■ DATASET ■
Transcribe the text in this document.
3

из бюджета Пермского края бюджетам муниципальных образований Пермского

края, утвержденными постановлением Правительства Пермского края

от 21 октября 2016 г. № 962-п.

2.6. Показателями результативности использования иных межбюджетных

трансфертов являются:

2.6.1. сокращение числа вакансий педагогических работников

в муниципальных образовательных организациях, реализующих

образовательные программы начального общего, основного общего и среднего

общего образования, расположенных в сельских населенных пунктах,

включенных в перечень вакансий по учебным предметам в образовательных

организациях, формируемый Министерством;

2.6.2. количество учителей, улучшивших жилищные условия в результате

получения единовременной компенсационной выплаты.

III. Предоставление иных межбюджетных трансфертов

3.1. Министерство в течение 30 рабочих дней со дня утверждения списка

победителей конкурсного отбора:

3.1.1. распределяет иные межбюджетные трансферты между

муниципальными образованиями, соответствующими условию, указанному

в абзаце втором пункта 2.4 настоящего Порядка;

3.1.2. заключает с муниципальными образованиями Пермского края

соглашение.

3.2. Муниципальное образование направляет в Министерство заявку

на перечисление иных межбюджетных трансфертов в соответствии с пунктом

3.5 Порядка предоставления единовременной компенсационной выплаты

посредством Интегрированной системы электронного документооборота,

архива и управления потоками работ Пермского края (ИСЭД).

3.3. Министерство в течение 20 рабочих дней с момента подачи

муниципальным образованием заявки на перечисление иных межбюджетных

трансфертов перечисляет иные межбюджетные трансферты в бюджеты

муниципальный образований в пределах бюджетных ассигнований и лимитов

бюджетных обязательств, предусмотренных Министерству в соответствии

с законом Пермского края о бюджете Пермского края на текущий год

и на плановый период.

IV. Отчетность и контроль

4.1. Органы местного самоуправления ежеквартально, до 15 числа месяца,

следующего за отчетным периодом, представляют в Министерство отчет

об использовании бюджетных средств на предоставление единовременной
...
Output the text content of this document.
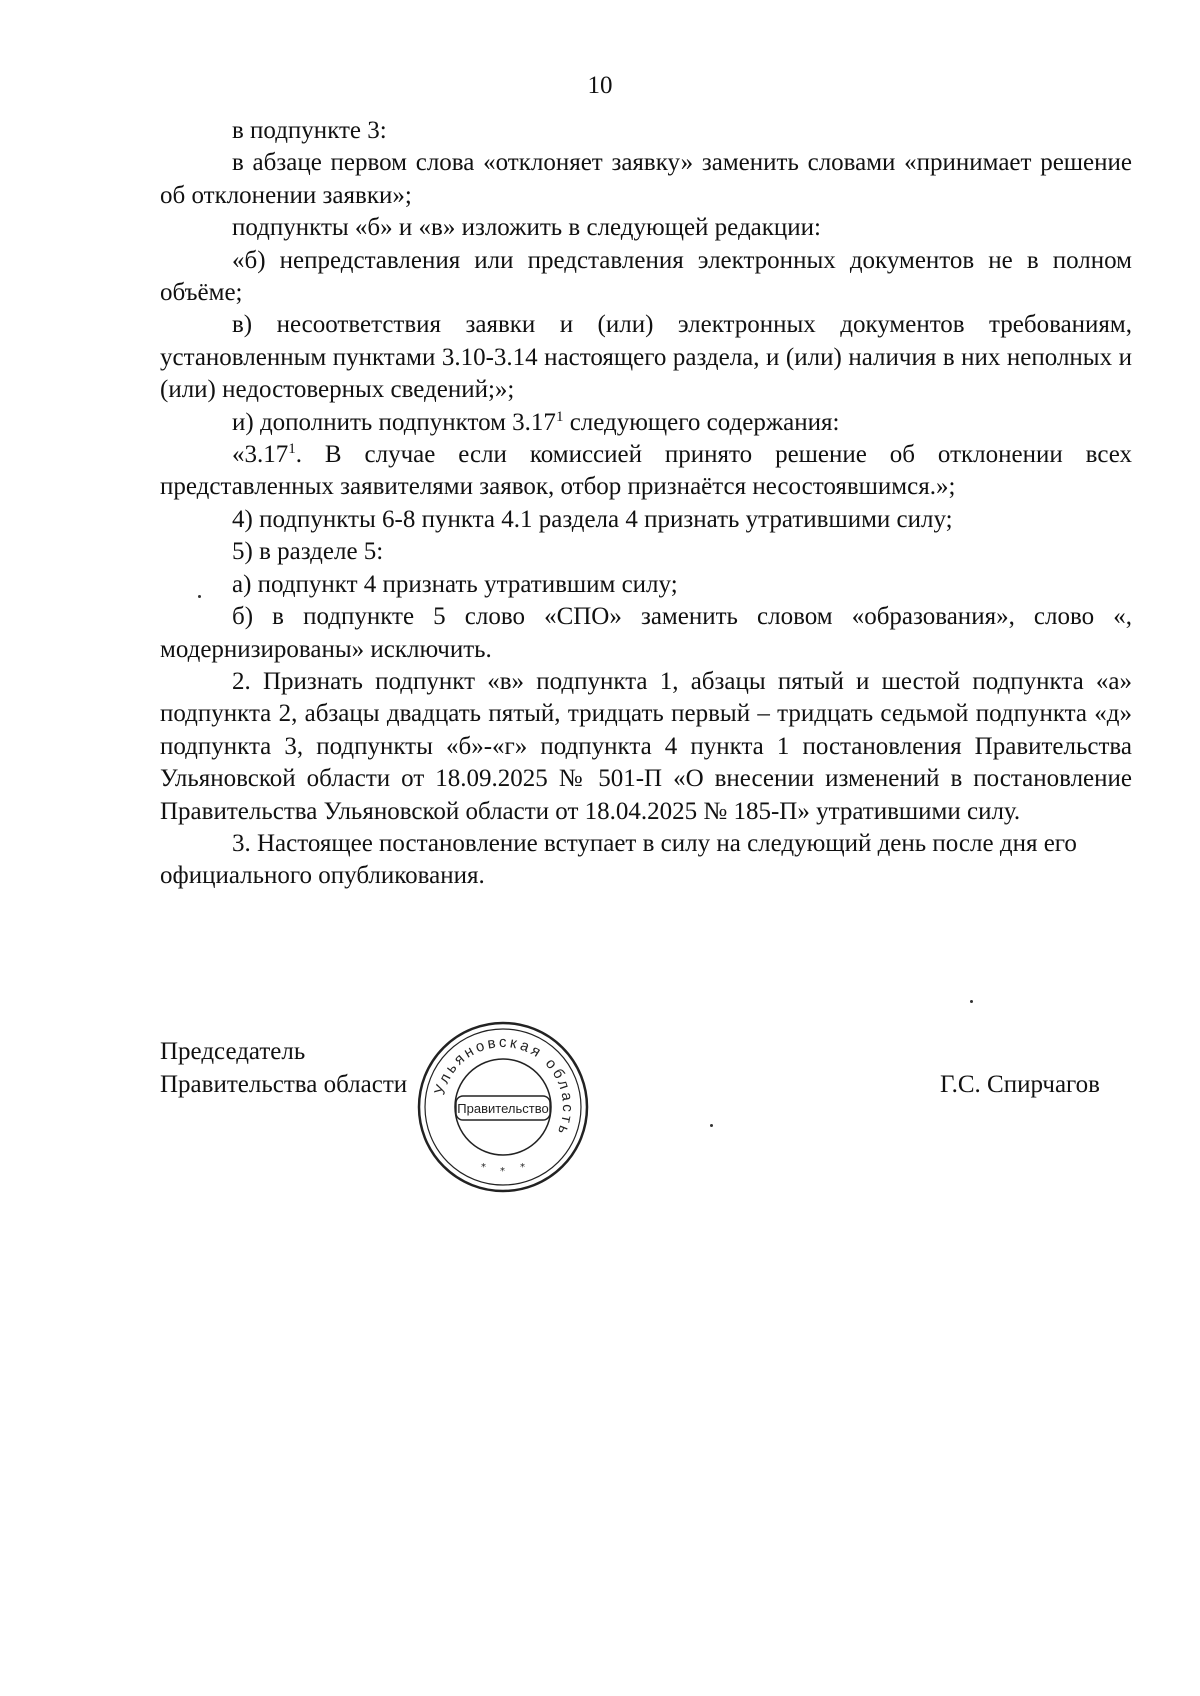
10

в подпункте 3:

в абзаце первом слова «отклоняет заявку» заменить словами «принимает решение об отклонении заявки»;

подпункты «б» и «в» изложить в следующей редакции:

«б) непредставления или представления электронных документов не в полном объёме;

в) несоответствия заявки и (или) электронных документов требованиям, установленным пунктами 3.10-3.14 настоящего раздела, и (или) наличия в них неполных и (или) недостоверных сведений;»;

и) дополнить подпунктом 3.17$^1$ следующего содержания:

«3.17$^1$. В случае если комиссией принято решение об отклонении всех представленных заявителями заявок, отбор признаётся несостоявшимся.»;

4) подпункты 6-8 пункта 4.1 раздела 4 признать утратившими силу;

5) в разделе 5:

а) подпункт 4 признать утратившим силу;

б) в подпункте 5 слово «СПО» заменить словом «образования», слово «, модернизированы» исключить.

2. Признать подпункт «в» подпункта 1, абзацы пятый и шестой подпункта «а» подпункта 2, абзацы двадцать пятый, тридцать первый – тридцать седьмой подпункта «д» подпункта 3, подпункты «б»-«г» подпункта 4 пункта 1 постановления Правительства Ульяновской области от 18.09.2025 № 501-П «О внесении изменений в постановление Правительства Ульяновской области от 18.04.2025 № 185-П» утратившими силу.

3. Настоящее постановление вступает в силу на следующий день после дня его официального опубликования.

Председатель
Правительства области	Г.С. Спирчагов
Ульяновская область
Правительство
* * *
...
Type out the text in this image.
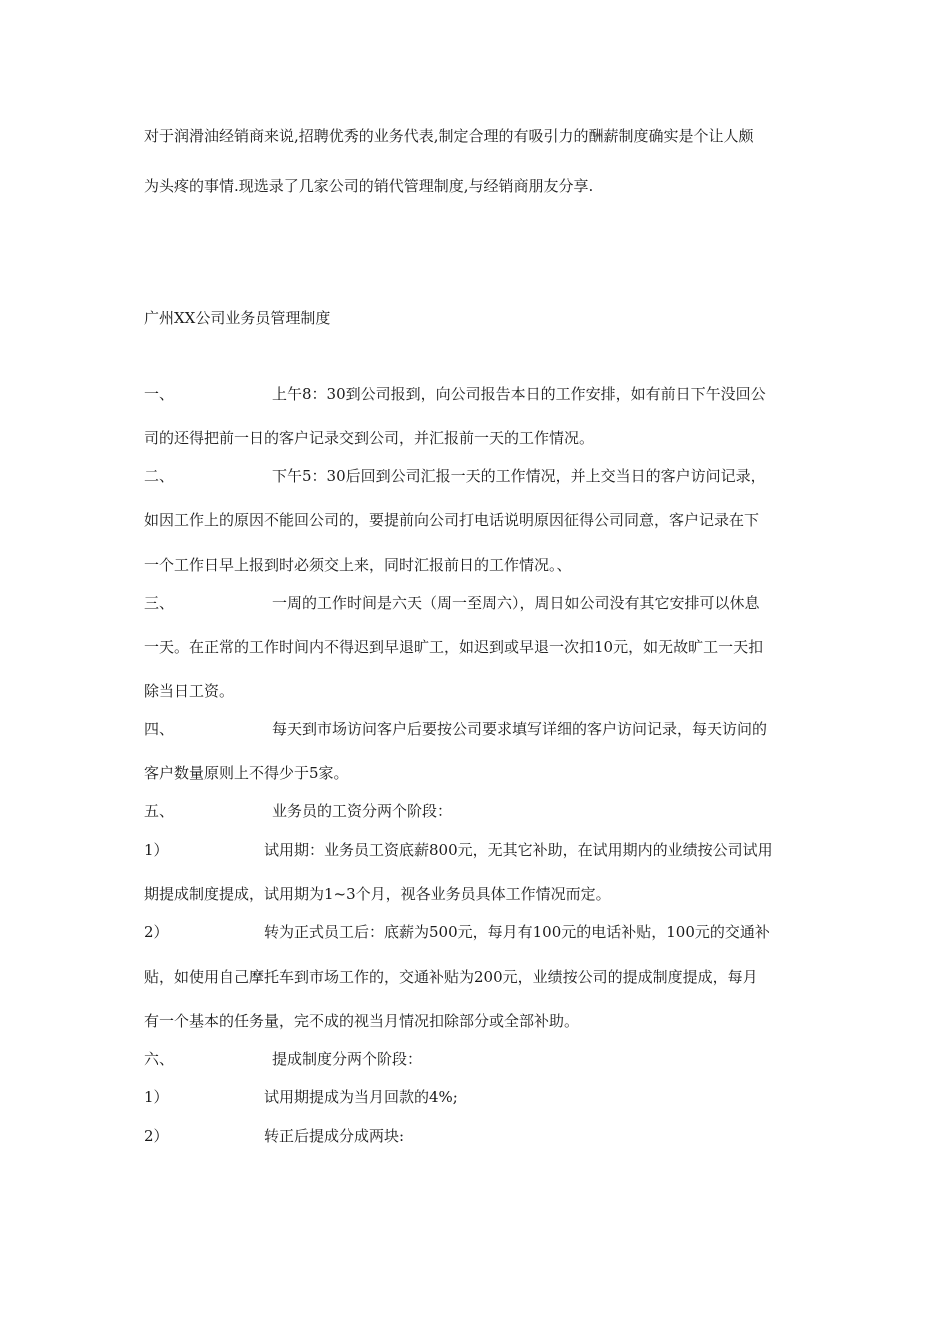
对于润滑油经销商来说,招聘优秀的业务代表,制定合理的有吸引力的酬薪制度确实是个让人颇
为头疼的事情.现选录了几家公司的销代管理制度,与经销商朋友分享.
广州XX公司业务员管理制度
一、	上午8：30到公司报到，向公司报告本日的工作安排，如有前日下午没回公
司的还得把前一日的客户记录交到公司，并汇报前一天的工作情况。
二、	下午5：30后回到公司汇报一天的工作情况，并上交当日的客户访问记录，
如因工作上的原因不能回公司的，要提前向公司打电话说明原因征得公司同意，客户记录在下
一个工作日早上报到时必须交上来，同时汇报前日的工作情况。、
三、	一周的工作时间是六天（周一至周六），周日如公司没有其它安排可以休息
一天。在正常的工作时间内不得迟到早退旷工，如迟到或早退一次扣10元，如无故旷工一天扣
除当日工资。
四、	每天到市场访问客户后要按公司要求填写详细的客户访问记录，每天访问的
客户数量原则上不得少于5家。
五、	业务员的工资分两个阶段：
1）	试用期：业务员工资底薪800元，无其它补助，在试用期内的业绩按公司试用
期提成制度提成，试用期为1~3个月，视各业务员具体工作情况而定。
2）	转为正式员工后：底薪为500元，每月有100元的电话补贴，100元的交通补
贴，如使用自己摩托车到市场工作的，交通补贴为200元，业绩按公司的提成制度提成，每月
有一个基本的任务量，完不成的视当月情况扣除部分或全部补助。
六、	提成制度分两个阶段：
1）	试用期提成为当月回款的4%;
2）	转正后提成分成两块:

■ TASK TO CARRY OUT ■
Which lines include "абзаце"? Copy each of them out.

■ RESULT OF THIS EXERCISE ■
в абзаце втором пункта 2.4 настоящего Порядка;
в абзаце первом слова «отклоняет заявку» заменить словами «принимает решение об отклонении заявки»;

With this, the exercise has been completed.